» The task: Reproduce every line of the material below without any changes, and leave out the picture.

(Source data)
────────────────────
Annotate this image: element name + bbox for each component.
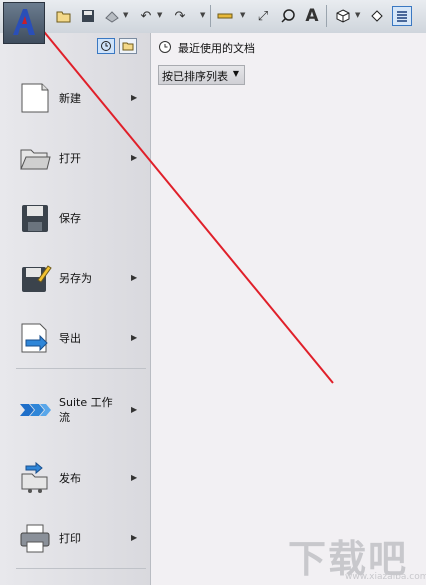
tag-icon[interactable]	[278, 6, 298, 26]
open-folder-icon	[20, 149, 51, 170]
sort-order-dropdown[interactable]: 按已排序列表 ▼	[158, 65, 245, 85]
menu-item-open[interactable]: 打开 ▶	[0, 130, 148, 184]
cloud-icon[interactable]	[102, 6, 122, 26]
suite-workflow-icon	[20, 404, 51, 416]
recent-documents-title: 最近使用的文档	[178, 42, 255, 55]
cloud-dropdown-icon[interactable]: ▼	[123, 11, 128, 19]
menu-item-label-line2: 流	[59, 411, 70, 424]
section-icon[interactable]	[367, 6, 387, 26]
clock-icon	[159, 41, 171, 53]
menu-item-new[interactable]: 新建 ▶	[0, 70, 148, 124]
menu-item-label: 发布	[59, 472, 81, 485]
menu-item-label: 另存为	[59, 272, 92, 285]
open-documents-view-icon[interactable]	[119, 38, 137, 54]
submenu-arrow-icon: ▶	[131, 405, 138, 414]
undo-icon[interactable]: ↶	[136, 6, 156, 26]
menu-item-label-line1: Suite 工作	[59, 396, 113, 409]
publish-icon	[21, 461, 48, 493]
toolbar-divider	[210, 5, 211, 27]
menu-item-label: 导出	[59, 332, 81, 345]
view-3d-dropdown-icon[interactable]: ▼	[355, 11, 360, 19]
recent-documents-view-icon[interactable]	[97, 38, 115, 54]
redo-icon[interactable]: ↷	[170, 6, 190, 26]
menu-divider	[16, 368, 146, 369]
menu-item-save[interactable]: 保存	[0, 190, 148, 244]
save-disk-icon	[22, 205, 48, 232]
new-document-icon	[21, 83, 49, 113]
undo-dropdown-icon[interactable]: ▼	[157, 11, 162, 19]
thin-lines-icon[interactable]	[392, 6, 412, 26]
watermark-url: www.xiazaiba.com	[345, 572, 426, 582]
measure-icon[interactable]	[215, 6, 235, 26]
save-icon[interactable]	[78, 6, 98, 26]
open-icon[interactable]	[54, 6, 74, 26]
view-3d-icon[interactable]	[333, 6, 353, 26]
menu-item-label: 保存	[59, 212, 81, 225]
menu-item-publish[interactable]: 发布 ▶	[0, 450, 148, 504]
menu-divider	[16, 568, 146, 569]
app-logo-icon	[13, 9, 35, 35]
menu-item-print[interactable]: 打印 ▶	[0, 510, 148, 564]
menu-item-save-as[interactable]: 另存为 ▶	[0, 250, 148, 304]
application-menu-button[interactable]	[3, 2, 45, 44]
submenu-arrow-icon: ▶	[131, 473, 138, 482]
menu-item-suite-workflows[interactable]: Suite 工作 流 ▶	[0, 382, 148, 436]
sort-order-label: 按已排序列表	[162, 70, 228, 83]
quick-access-toolbar: ▼ ↶ ▼ ↷ ▼ ▼ ⤢ A ▼	[0, 0, 426, 34]
toolbar-divider	[326, 5, 327, 27]
printer-icon	[20, 524, 50, 553]
save-as-icon	[22, 265, 52, 292]
submenu-arrow-icon: ▶	[131, 333, 138, 342]
recent-documents-panel	[151, 33, 426, 585]
redo-dropdown-icon[interactable]: ▼	[200, 11, 205, 19]
submenu-arrow-icon: ▶	[131, 533, 138, 542]
submenu-arrow-icon: ▶	[131, 153, 138, 162]
menu-item-label: 打印	[59, 532, 81, 545]
menu-item-label: 打开	[59, 152, 81, 165]
submenu-arrow-icon: ▶	[131, 273, 138, 282]
export-icon	[21, 323, 48, 353]
menu-item-export[interactable]: 导出 ▶	[0, 310, 148, 364]
menu-item-label: 新建	[59, 92, 81, 105]
dimension-icon[interactable]: ⤢	[253, 6, 273, 26]
measure-dropdown-icon[interactable]: ▼	[240, 11, 245, 19]
chevron-down-icon: ▼	[232, 69, 239, 78]
submenu-arrow-icon: ▶	[131, 93, 138, 102]
text-icon[interactable]: A	[302, 6, 322, 26]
────────────────────
» Exercise solution:
Annotate this image: element name + bbox for each component.
tag-icon[interactable]	[278, 6, 298, 26]
open-folder-icon	[20, 149, 51, 170]
sort-order-dropdown[interactable]: 按已排序列表 ▼	[158, 65, 245, 85]
menu-item-open[interactable]: 打开 ▶	[0, 130, 148, 184]
cloud-icon[interactable]	[102, 6, 122, 26]
suite-workflow-icon	[20, 404, 51, 416]
recent-documents-title: 最近使用的文档	[178, 42, 255, 55]
cloud-dropdown-icon[interactable]: ▼	[123, 11, 128, 19]
menu-item-label-line2: 流	[59, 411, 70, 424]
section-icon[interactable]	[367, 6, 387, 26]
clock-icon	[159, 41, 171, 53]
menu-item-new[interactable]: 新建 ▶	[0, 70, 148, 124]
menu-item-label: 发布	[59, 472, 81, 485]
menu-item-label: 另存为	[59, 272, 92, 285]
open-documents-view-icon[interactable]	[119, 38, 137, 54]
submenu-arrow-icon: ▶	[131, 405, 138, 414]
undo-icon[interactable]: ↶	[136, 6, 156, 26]
menu-item-label-line1: Suite 工作	[59, 396, 113, 409]
publish-icon	[21, 461, 48, 493]
toolbar-divider	[210, 5, 211, 27]
menu-item-label: 导出	[59, 332, 81, 345]
view-3d-dropdown-icon[interactable]: ▼	[355, 11, 360, 19]
recent-documents-view-icon[interactable]	[97, 38, 115, 54]
redo-icon[interactable]: ↷	[170, 6, 190, 26]
menu-divider	[16, 368, 146, 369]
menu-item-save[interactable]: 保存	[0, 190, 148, 244]
save-disk-icon	[22, 205, 48, 232]
new-document-icon	[21, 83, 49, 113]
undo-dropdown-icon[interactable]: ▼	[157, 11, 162, 19]
thin-lines-icon[interactable]	[392, 6, 412, 26]
watermark-url: www.xiazaiba.com	[345, 572, 426, 582]
measure-icon[interactable]	[215, 6, 235, 26]
save-icon[interactable]	[78, 6, 98, 26]
open-icon[interactable]	[54, 6, 74, 26]
view-3d-icon[interactable]	[333, 6, 353, 26]
menu-item-label: 保存	[59, 212, 81, 225]
menu-item-publish[interactable]: 发布 ▶	[0, 450, 148, 504]
menu-divider	[16, 568, 146, 569]
app-logo-icon	[13, 9, 35, 35]
menu-item-print[interactable]: 打印 ▶	[0, 510, 148, 564]
menu-item-save-as[interactable]: 另存为 ▶	[0, 250, 148, 304]
application-menu-button[interactable]	[3, 2, 45, 44]
submenu-arrow-icon: ▶	[131, 473, 138, 482]
menu-item-suite-workflows[interactable]: Suite 工作 流 ▶	[0, 382, 148, 436]
sort-order-label: 按已排序列表	[162, 70, 228, 83]
quick-access-toolbar: ▼ ↶ ▼ ↷ ▼ ▼ ⤢ A ▼	[0, 0, 426, 34]
toolbar-divider	[326, 5, 327, 27]
printer-icon	[20, 524, 50, 553]
save-as-icon	[22, 265, 52, 292]
submenu-arrow-icon: ▶	[131, 333, 138, 342]
recent-documents-panel	[151, 33, 426, 585]
redo-dropdown-icon[interactable]: ▼	[200, 11, 205, 19]
submenu-arrow-icon: ▶	[131, 533, 138, 542]
submenu-arrow-icon: ▶	[131, 153, 138, 162]
menu-item-label: 打印	[59, 532, 81, 545]
menu-item-label: 打开	[59, 152, 81, 165]
submenu-arrow-icon: ▶	[131, 273, 138, 282]
export-icon	[21, 323, 48, 353]
menu-item-export[interactable]: 导出 ▶	[0, 310, 148, 364]
menu-item-label: 新建	[59, 92, 81, 105]
dimension-icon[interactable]: ⤢	[253, 6, 273, 26]
measure-dropdown-icon[interactable]: ▼	[240, 11, 245, 19]
chevron-down-icon: ▼	[232, 69, 239, 78]
submenu-arrow-icon: ▶	[131, 93, 138, 102]
text-icon[interactable]: A	[302, 6, 322, 26]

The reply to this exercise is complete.